··· EXTRACTED ENTRIES ···
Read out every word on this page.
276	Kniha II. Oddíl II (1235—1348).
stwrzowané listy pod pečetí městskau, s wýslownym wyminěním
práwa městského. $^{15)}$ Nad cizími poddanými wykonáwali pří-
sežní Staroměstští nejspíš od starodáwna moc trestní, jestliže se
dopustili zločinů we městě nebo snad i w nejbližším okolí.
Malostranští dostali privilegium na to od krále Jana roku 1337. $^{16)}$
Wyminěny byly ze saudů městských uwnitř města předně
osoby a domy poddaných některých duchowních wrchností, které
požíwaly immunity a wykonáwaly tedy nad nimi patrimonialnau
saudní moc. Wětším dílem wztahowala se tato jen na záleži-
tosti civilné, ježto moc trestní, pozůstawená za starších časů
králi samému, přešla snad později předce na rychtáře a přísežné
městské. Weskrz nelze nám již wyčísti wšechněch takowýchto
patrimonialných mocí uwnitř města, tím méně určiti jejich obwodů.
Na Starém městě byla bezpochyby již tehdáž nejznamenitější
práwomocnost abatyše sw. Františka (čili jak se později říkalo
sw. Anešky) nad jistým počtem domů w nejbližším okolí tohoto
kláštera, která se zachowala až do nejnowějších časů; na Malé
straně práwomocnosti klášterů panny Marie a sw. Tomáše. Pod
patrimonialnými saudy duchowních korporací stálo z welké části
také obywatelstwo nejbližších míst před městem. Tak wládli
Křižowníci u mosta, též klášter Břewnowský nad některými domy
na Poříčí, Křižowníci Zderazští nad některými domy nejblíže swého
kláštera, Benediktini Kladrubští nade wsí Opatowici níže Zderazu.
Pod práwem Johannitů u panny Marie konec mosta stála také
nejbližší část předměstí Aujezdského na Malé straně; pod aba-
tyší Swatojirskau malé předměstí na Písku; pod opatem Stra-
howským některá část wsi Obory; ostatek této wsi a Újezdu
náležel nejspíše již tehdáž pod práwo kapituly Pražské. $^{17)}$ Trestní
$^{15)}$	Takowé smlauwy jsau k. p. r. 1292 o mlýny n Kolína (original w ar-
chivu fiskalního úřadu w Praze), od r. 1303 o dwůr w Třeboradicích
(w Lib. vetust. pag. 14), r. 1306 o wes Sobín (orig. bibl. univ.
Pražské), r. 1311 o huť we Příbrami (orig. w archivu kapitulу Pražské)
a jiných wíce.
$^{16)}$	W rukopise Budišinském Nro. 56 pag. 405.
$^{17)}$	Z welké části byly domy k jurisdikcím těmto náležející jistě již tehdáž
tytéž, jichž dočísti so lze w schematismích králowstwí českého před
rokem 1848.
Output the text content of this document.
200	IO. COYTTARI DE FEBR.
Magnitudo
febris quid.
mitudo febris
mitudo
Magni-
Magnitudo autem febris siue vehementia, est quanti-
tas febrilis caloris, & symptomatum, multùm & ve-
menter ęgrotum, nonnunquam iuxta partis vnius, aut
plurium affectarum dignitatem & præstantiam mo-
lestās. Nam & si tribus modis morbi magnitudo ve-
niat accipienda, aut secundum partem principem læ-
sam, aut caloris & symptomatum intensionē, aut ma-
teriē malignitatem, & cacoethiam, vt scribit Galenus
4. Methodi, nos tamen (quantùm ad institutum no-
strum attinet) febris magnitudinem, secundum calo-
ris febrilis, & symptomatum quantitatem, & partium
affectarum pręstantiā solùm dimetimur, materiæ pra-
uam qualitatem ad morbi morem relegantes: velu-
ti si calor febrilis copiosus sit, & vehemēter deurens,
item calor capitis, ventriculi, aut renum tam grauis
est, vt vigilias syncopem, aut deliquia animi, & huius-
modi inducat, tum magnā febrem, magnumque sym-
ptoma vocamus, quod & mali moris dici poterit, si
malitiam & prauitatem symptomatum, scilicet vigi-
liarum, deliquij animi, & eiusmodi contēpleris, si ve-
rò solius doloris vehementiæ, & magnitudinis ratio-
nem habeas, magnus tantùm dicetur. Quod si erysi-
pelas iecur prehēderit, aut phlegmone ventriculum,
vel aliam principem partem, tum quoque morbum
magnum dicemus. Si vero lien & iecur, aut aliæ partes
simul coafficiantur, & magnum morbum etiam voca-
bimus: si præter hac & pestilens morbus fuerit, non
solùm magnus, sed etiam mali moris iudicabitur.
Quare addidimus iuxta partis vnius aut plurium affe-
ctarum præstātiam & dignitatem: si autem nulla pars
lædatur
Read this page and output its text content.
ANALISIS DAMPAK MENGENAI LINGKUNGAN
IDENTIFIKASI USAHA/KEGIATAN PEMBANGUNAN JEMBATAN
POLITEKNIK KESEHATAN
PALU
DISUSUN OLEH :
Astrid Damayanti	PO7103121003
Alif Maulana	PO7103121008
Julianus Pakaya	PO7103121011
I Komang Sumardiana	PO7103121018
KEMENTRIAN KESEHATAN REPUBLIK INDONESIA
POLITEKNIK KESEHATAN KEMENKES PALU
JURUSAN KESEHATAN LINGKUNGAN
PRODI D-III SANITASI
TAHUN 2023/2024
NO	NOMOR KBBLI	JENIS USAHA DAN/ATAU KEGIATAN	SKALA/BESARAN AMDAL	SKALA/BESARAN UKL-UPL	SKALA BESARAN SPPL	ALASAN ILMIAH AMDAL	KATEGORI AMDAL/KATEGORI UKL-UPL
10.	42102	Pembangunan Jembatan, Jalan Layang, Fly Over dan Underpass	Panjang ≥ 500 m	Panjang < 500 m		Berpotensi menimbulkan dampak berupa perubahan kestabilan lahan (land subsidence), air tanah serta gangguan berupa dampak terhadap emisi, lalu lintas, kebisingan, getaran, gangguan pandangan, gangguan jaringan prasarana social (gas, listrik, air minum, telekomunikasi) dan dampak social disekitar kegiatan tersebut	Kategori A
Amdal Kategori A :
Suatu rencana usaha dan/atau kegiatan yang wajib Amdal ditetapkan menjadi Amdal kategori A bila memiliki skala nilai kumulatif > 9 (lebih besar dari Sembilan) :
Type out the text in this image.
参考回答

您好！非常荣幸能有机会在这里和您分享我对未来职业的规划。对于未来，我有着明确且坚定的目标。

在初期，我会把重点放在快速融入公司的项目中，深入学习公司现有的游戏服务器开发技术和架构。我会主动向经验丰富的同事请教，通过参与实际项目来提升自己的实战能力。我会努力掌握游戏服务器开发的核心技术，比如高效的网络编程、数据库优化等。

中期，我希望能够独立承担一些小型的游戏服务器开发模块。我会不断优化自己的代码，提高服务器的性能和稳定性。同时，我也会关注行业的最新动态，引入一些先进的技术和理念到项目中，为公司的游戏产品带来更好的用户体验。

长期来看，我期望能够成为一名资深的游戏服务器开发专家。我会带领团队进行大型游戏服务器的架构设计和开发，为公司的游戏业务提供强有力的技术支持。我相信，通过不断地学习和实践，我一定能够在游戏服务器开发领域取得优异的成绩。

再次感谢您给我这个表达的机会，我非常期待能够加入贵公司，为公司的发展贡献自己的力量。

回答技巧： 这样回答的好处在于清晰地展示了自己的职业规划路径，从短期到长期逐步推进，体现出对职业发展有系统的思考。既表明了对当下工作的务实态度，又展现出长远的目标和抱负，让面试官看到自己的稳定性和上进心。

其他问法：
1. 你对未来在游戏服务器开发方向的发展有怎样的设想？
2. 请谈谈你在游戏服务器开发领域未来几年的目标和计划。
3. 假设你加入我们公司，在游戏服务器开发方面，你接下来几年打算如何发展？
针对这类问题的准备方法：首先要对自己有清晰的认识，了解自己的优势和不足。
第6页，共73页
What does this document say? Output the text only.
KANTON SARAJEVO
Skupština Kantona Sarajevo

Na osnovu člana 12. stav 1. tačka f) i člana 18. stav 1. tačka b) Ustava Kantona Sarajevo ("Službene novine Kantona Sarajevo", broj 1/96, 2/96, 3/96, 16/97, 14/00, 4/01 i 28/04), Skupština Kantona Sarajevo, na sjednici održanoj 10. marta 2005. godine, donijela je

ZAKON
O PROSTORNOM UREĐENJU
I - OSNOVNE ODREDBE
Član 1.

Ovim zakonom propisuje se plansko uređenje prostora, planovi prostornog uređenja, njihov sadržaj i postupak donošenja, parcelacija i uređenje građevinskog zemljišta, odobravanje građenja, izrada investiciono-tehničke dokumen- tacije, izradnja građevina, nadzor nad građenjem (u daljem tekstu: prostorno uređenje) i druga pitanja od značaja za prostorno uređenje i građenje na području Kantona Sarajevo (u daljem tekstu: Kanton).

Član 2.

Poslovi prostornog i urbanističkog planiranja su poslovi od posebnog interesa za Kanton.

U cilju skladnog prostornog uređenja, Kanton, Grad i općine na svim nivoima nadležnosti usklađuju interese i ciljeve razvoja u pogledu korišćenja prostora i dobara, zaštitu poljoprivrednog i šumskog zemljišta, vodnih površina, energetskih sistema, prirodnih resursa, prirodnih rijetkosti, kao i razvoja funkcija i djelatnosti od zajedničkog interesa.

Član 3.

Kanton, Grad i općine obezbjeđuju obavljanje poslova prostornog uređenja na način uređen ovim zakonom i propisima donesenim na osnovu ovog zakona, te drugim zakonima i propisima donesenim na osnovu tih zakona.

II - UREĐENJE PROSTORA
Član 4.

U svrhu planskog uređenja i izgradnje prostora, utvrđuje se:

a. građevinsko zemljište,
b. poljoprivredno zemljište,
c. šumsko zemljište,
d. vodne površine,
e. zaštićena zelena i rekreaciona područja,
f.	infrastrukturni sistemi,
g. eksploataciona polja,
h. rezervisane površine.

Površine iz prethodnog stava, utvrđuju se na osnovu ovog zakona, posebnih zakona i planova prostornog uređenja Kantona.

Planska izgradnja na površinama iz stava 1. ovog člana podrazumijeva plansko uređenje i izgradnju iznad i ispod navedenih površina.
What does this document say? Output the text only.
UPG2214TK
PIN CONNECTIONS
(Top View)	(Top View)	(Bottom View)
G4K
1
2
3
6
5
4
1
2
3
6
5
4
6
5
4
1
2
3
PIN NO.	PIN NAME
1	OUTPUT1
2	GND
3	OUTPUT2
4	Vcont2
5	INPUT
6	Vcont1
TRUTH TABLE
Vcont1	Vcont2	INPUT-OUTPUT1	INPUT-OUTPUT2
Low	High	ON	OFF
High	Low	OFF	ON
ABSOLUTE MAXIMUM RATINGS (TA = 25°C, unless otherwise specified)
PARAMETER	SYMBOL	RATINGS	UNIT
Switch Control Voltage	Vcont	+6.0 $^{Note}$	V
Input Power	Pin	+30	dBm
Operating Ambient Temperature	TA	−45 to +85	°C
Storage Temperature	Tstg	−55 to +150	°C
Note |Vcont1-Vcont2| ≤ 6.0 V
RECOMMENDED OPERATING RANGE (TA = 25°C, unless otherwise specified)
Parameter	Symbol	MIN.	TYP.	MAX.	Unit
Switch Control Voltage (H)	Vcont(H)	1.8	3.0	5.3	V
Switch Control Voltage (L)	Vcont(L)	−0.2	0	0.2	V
···
EXERCISE TASK:
Where a line above holds the string "Křižowníci", show that line.

PROBLEM SOLUTION:
Křižowníci u mosta, též klášter Břewnowský nad některými domy
na Poříčí, Křižowníci Zderazští nad některými domy nejblíže swého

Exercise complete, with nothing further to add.